# Required work
Arrange everything from the start of the records down to the line containing "volume-bar [36,361,39,395]" as a numbered list, leaving out any blank lines. Include that final line.

**** Provided records ****

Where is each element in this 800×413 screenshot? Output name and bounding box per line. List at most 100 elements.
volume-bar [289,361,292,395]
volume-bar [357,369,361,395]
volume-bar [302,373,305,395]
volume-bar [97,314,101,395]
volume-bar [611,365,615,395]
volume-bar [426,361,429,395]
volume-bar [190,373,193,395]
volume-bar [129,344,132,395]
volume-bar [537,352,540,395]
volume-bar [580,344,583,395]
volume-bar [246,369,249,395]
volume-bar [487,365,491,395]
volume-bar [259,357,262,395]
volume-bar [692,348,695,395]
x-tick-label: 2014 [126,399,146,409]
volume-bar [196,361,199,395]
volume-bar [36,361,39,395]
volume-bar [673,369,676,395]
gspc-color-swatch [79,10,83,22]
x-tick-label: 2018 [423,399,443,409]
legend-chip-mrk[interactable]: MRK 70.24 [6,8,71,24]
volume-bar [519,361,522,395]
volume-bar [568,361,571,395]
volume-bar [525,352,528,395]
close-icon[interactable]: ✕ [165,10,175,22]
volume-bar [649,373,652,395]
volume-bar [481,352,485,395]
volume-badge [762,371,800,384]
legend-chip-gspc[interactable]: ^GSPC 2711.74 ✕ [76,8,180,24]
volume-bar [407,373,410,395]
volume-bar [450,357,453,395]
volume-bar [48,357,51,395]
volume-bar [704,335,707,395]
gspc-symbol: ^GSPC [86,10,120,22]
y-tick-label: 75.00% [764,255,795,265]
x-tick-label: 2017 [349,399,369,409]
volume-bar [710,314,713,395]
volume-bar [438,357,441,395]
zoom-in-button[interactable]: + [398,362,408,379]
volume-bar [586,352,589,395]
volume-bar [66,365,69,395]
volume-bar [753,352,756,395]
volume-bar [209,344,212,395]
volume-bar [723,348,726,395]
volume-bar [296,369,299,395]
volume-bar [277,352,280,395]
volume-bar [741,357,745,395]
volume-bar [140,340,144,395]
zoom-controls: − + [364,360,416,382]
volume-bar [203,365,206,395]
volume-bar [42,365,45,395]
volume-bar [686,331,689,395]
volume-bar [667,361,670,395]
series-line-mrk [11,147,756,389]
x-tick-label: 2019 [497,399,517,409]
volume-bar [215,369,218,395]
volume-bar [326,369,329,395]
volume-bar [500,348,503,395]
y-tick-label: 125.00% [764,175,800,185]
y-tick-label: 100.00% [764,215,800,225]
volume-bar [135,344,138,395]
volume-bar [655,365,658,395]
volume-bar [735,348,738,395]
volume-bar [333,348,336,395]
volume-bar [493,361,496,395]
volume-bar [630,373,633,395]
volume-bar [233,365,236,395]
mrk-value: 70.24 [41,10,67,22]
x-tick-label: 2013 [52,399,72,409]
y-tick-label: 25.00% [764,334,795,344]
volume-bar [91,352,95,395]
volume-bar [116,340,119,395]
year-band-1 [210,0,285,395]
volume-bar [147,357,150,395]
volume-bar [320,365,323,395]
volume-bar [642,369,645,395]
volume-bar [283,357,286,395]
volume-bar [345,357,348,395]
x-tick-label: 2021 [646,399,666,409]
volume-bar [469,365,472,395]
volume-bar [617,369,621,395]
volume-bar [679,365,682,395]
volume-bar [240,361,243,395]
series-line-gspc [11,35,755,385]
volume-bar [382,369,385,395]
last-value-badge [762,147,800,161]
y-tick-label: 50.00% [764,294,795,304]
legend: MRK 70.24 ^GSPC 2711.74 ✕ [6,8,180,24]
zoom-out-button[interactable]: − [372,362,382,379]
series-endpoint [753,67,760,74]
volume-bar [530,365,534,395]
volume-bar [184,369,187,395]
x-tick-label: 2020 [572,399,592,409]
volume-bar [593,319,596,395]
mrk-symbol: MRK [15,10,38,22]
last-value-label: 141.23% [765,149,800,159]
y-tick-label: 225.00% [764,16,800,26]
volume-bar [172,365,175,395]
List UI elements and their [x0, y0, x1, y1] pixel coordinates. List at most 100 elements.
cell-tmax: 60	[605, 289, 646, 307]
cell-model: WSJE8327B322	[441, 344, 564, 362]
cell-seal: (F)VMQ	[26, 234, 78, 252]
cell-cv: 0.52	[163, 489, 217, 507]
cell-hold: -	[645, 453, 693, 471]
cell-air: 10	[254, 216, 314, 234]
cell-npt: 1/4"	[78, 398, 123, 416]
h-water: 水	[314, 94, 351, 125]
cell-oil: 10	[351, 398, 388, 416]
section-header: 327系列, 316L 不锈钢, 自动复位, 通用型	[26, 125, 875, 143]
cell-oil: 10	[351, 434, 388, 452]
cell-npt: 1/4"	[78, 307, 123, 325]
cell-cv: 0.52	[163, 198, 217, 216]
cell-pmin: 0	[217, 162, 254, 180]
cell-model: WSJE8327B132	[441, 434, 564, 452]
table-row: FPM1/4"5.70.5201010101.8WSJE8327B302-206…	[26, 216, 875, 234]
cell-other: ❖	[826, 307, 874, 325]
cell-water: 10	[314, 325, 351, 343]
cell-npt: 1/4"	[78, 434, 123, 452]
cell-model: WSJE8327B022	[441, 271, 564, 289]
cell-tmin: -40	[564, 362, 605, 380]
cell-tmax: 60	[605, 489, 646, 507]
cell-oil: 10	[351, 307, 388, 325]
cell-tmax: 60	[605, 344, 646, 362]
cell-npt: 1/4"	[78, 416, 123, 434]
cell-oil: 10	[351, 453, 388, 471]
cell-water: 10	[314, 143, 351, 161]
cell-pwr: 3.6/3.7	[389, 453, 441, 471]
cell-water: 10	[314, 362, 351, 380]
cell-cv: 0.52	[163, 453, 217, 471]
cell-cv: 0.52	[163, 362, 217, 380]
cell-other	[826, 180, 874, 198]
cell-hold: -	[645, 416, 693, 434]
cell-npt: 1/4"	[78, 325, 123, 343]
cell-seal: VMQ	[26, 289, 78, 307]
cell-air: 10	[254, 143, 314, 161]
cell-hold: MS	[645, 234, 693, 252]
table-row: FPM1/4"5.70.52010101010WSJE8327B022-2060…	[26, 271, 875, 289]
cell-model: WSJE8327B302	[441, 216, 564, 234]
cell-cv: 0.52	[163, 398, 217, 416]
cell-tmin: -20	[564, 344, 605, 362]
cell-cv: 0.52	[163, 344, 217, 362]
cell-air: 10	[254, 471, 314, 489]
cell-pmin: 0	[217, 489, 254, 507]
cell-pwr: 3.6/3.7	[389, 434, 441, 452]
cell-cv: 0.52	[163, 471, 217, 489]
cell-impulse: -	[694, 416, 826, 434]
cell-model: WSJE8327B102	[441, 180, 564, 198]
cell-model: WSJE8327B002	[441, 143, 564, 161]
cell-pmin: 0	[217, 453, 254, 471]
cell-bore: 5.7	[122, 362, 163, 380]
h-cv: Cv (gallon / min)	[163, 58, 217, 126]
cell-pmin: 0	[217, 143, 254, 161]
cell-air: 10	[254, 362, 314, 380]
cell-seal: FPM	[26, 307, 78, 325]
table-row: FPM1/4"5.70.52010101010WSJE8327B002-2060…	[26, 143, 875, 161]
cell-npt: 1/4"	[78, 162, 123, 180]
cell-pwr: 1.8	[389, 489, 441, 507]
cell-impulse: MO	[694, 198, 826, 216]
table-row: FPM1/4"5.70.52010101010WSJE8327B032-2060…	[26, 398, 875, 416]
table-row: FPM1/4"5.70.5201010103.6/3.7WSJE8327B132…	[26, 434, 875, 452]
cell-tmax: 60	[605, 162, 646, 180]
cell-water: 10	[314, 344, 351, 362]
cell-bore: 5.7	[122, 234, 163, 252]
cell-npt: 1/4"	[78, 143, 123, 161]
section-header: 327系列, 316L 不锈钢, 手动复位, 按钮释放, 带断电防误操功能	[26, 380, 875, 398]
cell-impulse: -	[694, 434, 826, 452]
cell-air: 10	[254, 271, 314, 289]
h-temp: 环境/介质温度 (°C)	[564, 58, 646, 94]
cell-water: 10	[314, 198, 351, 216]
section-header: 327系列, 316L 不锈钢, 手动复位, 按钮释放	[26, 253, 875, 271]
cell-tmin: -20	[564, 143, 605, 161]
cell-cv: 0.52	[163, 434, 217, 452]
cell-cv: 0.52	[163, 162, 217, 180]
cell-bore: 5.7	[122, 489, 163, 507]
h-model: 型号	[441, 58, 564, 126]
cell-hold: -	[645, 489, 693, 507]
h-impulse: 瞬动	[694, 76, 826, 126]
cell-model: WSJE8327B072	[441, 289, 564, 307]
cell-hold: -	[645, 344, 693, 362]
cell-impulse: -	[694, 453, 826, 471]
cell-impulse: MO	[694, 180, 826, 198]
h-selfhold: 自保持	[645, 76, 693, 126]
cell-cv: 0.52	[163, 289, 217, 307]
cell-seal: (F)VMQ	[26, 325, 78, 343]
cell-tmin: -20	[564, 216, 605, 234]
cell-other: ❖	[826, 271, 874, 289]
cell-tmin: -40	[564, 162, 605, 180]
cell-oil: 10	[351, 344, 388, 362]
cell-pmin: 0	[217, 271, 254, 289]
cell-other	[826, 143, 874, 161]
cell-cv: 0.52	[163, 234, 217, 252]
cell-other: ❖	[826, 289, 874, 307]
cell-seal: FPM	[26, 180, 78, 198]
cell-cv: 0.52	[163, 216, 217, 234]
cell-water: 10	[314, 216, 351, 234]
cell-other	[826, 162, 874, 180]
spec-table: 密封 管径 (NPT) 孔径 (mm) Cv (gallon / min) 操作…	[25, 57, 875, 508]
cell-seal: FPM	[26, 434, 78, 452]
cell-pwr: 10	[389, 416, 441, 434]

****

# Written response
1. Where is each element in this 800×413 screenshot? Output name and bounding box per line. List at most 100 elements.
2. volume-bar [289,361,292,395]
3. volume-bar [357,369,361,395]
4. volume-bar [302,373,305,395]
5. volume-bar [97,314,101,395]
6. volume-bar [611,365,615,395]
7. volume-bar [426,361,429,395]
8. volume-bar [190,373,193,395]
9. volume-bar [129,344,132,395]
10. volume-bar [537,352,540,395]
11. volume-bar [580,344,583,395]
12. volume-bar [246,369,249,395]
13. volume-bar [487,365,491,395]
14. volume-bar [259,357,262,395]
15. volume-bar [692,348,695,395]
16. x-tick-label: 2014 [126,399,146,409]
17. volume-bar [196,361,199,395]
18. volume-bar [36,361,39,395]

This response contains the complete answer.